What is required: Report only the number of lines in this material that include "ylabel".

— Start Data entries —

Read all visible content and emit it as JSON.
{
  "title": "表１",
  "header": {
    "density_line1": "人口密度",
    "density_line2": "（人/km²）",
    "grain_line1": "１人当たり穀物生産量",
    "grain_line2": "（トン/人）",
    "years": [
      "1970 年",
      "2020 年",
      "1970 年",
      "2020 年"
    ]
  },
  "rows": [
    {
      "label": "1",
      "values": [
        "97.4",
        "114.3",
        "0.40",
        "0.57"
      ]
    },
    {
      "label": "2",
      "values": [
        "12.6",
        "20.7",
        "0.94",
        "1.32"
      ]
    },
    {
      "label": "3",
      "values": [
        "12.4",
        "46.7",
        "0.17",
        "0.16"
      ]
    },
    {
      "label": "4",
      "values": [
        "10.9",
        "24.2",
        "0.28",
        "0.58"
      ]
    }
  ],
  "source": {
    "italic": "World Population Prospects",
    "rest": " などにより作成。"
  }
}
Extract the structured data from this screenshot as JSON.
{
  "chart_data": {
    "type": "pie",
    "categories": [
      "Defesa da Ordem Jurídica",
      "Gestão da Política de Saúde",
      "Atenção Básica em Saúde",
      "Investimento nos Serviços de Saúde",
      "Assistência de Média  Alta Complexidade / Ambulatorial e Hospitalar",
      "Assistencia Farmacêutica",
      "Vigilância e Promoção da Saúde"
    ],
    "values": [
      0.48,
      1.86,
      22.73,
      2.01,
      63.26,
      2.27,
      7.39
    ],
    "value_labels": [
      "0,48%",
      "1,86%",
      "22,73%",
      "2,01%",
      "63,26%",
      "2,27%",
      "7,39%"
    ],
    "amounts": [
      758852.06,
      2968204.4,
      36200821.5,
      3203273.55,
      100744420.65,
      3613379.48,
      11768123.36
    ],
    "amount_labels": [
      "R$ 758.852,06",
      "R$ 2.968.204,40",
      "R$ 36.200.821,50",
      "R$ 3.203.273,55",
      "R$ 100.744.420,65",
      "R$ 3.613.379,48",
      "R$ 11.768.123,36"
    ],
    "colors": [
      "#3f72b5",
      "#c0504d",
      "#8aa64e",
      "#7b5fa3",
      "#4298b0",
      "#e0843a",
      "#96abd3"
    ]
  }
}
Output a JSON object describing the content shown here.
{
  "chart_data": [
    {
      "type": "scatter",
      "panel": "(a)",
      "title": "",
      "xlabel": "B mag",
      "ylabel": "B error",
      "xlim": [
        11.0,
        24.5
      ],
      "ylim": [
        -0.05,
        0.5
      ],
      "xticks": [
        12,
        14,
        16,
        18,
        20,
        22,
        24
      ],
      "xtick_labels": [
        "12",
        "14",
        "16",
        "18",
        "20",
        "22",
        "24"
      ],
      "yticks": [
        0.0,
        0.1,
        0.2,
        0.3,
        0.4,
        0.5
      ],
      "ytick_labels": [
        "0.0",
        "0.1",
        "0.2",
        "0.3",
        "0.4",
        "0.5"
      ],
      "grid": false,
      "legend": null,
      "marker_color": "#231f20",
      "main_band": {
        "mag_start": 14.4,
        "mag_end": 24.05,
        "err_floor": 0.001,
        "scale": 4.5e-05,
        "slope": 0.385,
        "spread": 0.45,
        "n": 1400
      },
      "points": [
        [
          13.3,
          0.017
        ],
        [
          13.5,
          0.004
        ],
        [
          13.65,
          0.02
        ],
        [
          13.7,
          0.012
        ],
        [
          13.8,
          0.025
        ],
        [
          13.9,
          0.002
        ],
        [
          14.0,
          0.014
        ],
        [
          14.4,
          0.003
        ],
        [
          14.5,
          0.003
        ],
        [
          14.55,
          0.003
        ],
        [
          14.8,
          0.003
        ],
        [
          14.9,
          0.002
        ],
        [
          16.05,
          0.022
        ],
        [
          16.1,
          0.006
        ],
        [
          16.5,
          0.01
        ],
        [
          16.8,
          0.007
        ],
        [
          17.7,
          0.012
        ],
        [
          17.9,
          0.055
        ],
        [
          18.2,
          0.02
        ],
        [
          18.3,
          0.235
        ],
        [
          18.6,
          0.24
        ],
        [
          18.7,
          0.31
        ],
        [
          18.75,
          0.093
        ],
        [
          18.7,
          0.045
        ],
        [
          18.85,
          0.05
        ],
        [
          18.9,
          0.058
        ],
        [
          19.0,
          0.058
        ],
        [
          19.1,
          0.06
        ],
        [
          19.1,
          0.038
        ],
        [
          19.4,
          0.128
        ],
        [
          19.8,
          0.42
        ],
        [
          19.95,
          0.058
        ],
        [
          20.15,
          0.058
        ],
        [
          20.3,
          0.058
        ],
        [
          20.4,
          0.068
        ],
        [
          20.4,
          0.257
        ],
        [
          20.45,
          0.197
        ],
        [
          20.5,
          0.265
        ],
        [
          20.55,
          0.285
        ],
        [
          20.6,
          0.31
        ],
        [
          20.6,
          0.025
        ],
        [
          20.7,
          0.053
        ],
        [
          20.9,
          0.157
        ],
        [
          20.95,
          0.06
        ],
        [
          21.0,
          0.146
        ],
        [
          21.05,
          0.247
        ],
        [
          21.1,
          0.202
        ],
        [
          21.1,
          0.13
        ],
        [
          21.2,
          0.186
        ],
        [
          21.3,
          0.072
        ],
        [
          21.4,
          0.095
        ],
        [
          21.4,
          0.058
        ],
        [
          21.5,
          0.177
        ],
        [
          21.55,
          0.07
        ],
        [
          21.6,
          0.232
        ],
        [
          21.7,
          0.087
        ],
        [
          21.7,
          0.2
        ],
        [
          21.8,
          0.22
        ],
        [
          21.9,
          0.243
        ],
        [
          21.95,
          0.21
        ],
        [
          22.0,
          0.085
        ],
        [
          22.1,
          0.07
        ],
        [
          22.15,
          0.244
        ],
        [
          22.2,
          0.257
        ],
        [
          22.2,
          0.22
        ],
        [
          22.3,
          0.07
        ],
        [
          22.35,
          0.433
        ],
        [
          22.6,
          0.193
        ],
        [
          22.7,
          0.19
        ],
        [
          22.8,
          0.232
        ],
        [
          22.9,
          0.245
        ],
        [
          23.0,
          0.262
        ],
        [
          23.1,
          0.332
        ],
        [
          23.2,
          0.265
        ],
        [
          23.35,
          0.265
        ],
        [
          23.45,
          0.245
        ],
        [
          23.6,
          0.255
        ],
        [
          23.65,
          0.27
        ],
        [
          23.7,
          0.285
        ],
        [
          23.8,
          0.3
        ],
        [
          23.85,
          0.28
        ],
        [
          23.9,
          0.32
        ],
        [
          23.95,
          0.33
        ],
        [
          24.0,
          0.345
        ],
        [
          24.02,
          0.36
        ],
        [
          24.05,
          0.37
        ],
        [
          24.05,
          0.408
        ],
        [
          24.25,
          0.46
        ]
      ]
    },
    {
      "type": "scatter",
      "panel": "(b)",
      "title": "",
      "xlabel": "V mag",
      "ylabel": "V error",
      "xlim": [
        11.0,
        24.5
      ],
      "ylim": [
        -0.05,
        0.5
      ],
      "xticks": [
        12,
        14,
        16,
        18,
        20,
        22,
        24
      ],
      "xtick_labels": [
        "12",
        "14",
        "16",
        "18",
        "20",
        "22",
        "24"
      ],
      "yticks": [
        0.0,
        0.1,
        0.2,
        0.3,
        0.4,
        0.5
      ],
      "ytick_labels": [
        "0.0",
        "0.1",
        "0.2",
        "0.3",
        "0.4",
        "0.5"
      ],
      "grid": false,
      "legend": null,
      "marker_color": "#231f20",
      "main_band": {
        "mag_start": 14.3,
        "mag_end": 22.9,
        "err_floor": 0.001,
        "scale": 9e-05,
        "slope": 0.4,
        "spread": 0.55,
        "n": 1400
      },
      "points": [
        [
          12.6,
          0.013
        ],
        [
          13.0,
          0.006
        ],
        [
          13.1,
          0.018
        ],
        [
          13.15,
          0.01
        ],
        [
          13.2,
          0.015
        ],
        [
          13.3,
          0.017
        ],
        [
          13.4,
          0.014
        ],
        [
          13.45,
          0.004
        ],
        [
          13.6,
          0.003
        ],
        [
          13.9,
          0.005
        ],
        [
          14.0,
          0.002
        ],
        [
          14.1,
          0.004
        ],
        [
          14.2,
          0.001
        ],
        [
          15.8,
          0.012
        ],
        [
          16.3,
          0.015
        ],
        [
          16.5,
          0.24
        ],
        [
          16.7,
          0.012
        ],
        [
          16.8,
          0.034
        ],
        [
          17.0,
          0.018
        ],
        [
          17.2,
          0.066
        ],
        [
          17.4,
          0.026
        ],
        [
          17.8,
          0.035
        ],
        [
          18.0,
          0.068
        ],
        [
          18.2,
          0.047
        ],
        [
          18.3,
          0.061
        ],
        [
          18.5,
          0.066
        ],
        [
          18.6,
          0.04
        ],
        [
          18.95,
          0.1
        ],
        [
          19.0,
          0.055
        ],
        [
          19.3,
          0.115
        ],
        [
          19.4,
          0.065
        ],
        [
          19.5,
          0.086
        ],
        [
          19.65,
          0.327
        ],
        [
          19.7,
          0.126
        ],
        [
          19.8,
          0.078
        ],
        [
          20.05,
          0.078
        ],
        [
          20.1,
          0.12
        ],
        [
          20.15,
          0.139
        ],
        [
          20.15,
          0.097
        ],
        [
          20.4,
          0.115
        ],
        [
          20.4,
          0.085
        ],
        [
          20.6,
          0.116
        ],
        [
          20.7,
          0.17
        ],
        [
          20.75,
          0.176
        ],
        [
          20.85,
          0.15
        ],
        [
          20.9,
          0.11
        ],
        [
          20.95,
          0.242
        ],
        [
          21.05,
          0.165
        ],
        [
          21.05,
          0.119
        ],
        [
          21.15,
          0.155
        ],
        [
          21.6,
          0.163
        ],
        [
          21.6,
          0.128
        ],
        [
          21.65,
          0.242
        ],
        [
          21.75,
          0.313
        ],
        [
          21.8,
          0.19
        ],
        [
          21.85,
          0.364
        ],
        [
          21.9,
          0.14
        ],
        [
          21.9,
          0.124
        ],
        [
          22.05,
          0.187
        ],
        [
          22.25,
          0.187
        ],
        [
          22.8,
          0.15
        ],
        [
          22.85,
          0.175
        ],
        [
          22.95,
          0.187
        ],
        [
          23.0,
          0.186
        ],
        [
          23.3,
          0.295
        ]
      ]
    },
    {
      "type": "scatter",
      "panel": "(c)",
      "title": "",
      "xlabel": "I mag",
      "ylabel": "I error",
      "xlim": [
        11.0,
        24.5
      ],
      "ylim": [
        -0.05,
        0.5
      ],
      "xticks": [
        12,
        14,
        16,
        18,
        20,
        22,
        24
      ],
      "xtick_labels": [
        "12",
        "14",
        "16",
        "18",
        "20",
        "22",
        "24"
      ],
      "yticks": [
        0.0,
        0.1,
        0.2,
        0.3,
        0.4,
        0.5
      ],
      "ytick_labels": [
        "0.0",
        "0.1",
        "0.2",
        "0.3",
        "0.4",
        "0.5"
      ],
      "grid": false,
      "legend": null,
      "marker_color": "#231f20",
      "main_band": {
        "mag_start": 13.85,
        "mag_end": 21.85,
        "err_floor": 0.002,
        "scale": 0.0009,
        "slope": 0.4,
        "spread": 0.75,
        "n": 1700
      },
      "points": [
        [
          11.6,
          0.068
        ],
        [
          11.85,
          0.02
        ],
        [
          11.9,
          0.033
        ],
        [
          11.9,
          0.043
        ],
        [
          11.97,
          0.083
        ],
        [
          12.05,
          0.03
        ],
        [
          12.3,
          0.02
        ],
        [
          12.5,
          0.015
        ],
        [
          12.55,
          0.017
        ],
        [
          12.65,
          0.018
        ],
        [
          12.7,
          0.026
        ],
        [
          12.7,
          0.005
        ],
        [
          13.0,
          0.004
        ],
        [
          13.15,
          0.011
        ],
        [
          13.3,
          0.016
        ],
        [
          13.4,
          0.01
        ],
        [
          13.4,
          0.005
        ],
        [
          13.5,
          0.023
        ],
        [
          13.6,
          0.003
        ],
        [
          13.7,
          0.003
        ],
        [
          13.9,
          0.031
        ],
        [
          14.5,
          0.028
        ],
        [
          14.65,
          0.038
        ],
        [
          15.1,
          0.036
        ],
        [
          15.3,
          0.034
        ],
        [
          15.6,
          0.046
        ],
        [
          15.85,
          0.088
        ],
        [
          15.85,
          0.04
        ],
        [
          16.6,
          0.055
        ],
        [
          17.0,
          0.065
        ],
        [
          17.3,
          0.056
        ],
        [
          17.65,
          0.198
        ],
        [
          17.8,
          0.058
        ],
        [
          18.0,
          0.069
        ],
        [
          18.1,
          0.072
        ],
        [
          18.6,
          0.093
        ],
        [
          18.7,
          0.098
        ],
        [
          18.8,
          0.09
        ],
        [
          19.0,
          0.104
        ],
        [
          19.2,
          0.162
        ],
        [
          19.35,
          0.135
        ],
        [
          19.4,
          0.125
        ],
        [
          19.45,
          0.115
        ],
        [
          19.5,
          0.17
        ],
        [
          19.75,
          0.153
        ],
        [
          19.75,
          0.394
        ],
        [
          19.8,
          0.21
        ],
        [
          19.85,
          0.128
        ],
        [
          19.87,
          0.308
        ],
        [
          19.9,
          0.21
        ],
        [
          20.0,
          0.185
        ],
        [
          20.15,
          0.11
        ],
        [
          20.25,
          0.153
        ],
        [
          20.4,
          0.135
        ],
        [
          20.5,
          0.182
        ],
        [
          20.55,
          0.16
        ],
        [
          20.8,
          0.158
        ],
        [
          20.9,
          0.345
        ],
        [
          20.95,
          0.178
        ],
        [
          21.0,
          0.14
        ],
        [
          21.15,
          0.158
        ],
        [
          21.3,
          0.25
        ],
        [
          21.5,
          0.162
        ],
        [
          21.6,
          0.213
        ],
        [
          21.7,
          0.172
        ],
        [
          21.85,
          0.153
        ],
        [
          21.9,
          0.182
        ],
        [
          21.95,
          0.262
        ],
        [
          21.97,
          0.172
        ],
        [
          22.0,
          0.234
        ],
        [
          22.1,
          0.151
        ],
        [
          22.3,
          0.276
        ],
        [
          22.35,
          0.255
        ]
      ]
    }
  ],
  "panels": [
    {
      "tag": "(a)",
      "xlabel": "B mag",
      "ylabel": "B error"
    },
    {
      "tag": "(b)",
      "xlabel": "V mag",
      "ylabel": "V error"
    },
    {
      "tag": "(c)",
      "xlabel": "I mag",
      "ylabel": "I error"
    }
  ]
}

— End Data entries —

Written answer: 6